::: EXCERPTED DATA :::

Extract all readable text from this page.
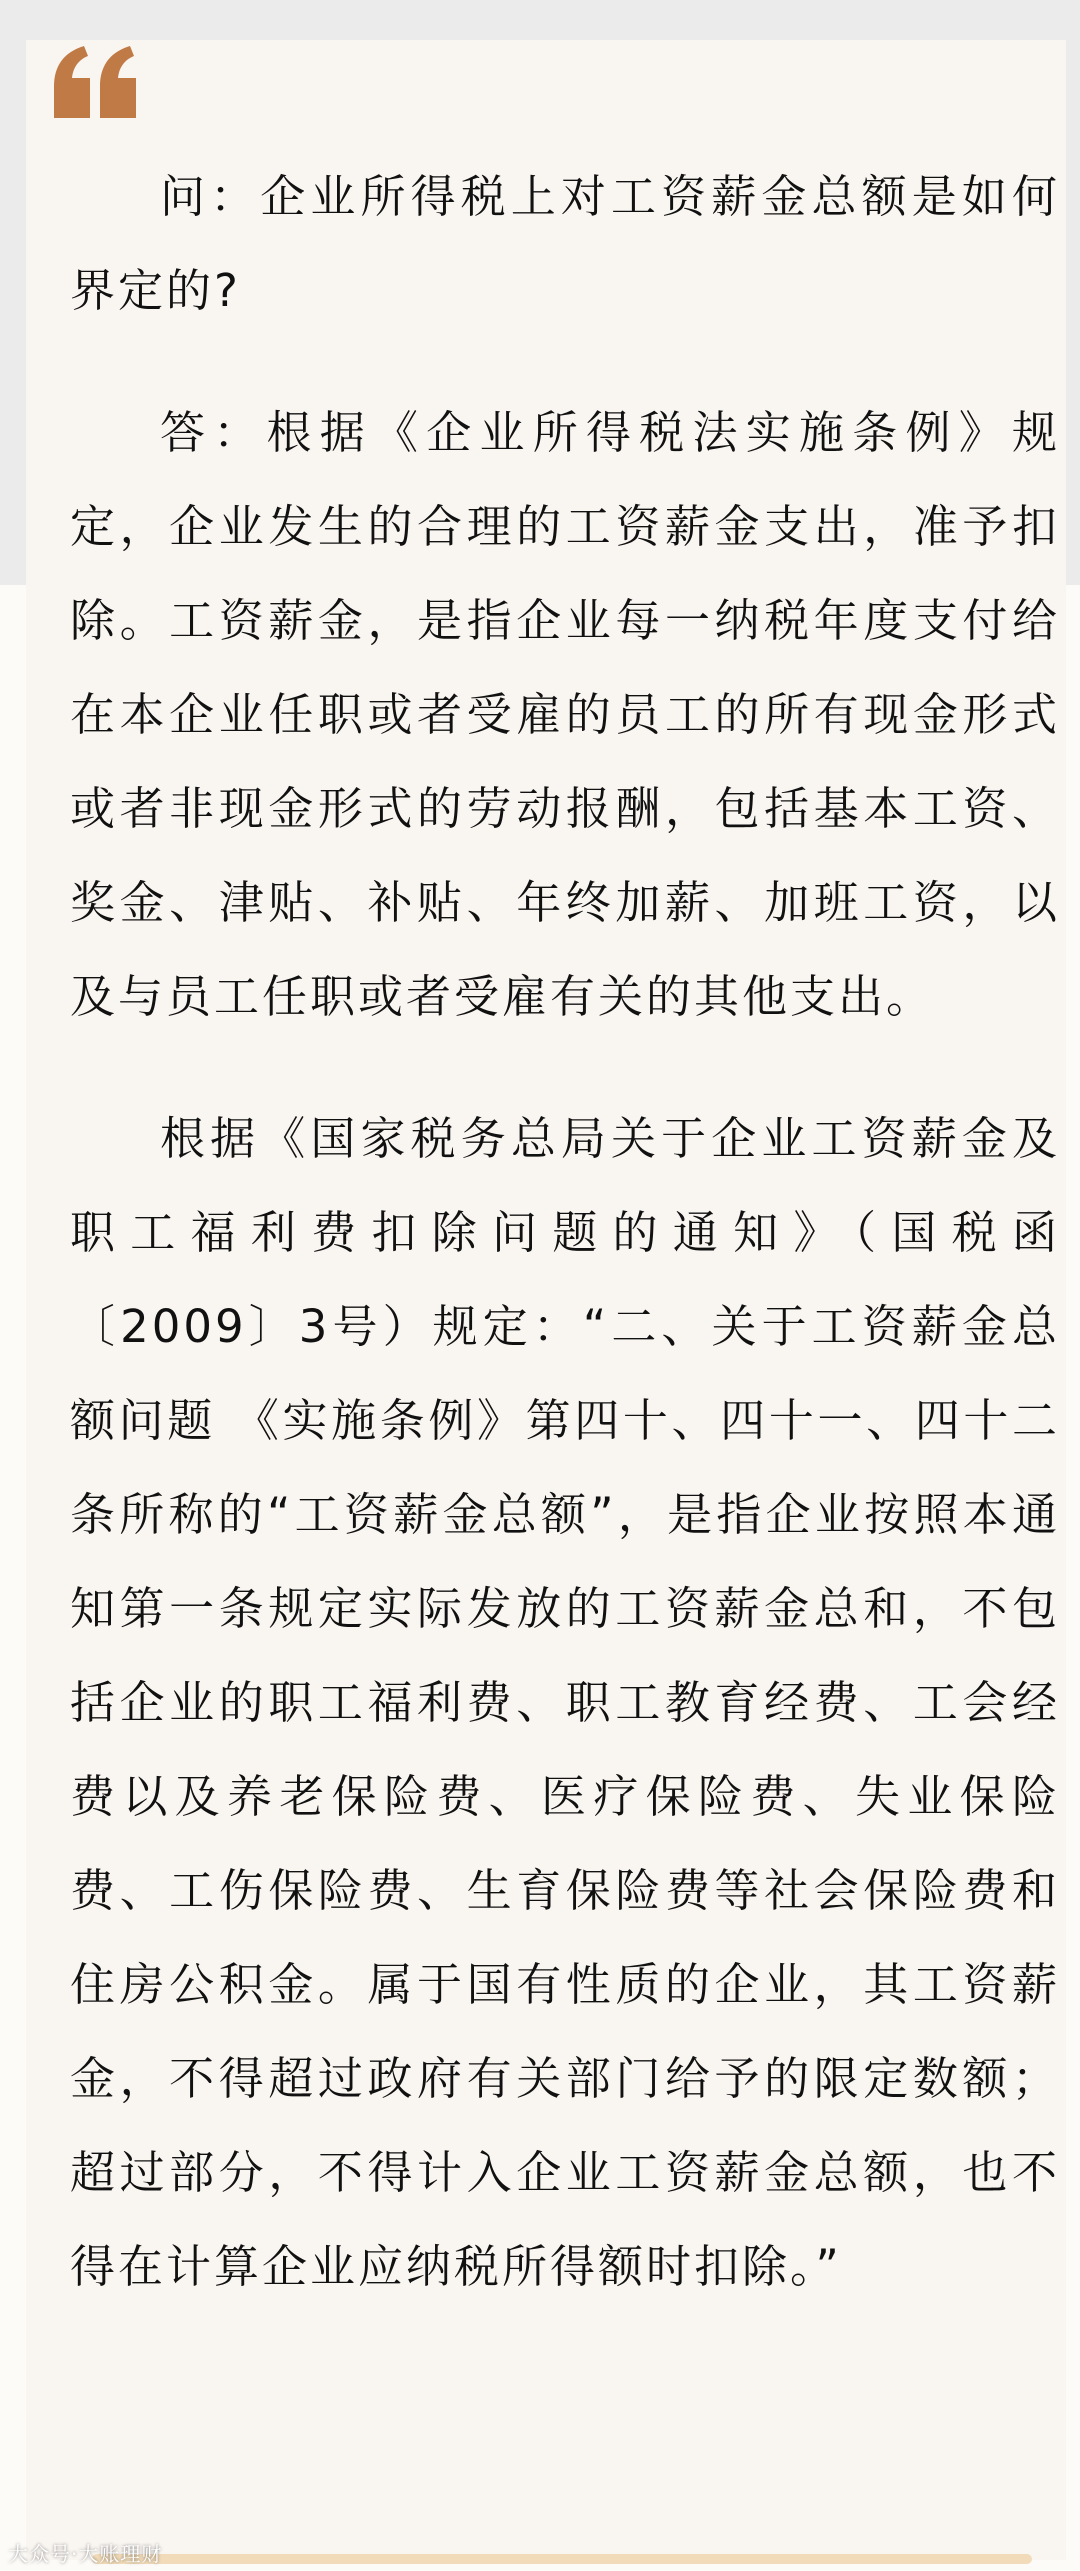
问：企业所得税上对工资薪金总额是如何界定的?

答：根据《企业所得税法实施条例》规定，企业发生的合理的工资薪金支出，准予扣除。工资薪金，是指企业每一纳税年度支付给在本企业任职或者受雇的员工的所有现金形式或者非现金形式的劳动报酬，包括基本工资、奖金、津贴、补贴、年终加薪、加班工资，以及与员工任职或者受雇有关的其他支出。

根据《国家税务总局关于企业工资薪金及职工福利费扣除问题的通知》（国税函〔2009〕3号）规定：“二、关于工资薪金总额问题 《实施条例》第四十、四十一、四十二条所称的“工资薪金总额”，是指企业按照本通知第一条规定实际发放的工资薪金总和，不包括企业的职工福利费、职工教育经费、工会经费以及养老保险费、医疗保险费、失业保险费、工伤保险费、生育保险费等社会保险费和住房公积金。属于国有性质的企业，其工资薪金，不得超过政府有关部门给予的限定数额；超过部分，不得计入企业工资薪金总额，也不得在计算企业应纳税所得额时扣除。”

大众号·大账理财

:::

## GOAL OF THE EXERCISE
Repeat the material above in full and exactly, omitting the pictures.

## ANSWER
Extract all readable text from this page.
问：企业所得税上对工资薪金总额是如何界定的?

答：根据《企业所得税法实施条例》规定，企业发生的合理的工资薪金支出，准予扣除。工资薪金，是指企业每一纳税年度支付给在本企业任职或者受雇的员工的所有现金形式或者非现金形式的劳动报酬，包括基本工资、奖金、津贴、补贴、年终加薪、加班工资，以及与员工任职或者受雇有关的其他支出。

根据《国家税务总局关于企业工资薪金及职工福利费扣除问题的通知》（国税函〔2009〕3号）规定：“二、关于工资薪金总额问题 《实施条例》第四十、四十一、四十二条所称的“工资薪金总额”，是指企业按照本通知第一条规定实际发放的工资薪金总和，不包括企业的职工福利费、职工教育经费、工会经费以及养老保险费、医疗保险费、失业保险费、工伤保险费、生育保险费等社会保险费和住房公积金。属于国有性质的企业，其工资薪金，不得超过政府有关部门给予的限定数额；超过部分，不得计入企业工资薪金总额，也不得在计算企业应纳税所得额时扣除。”

大众号·大账理财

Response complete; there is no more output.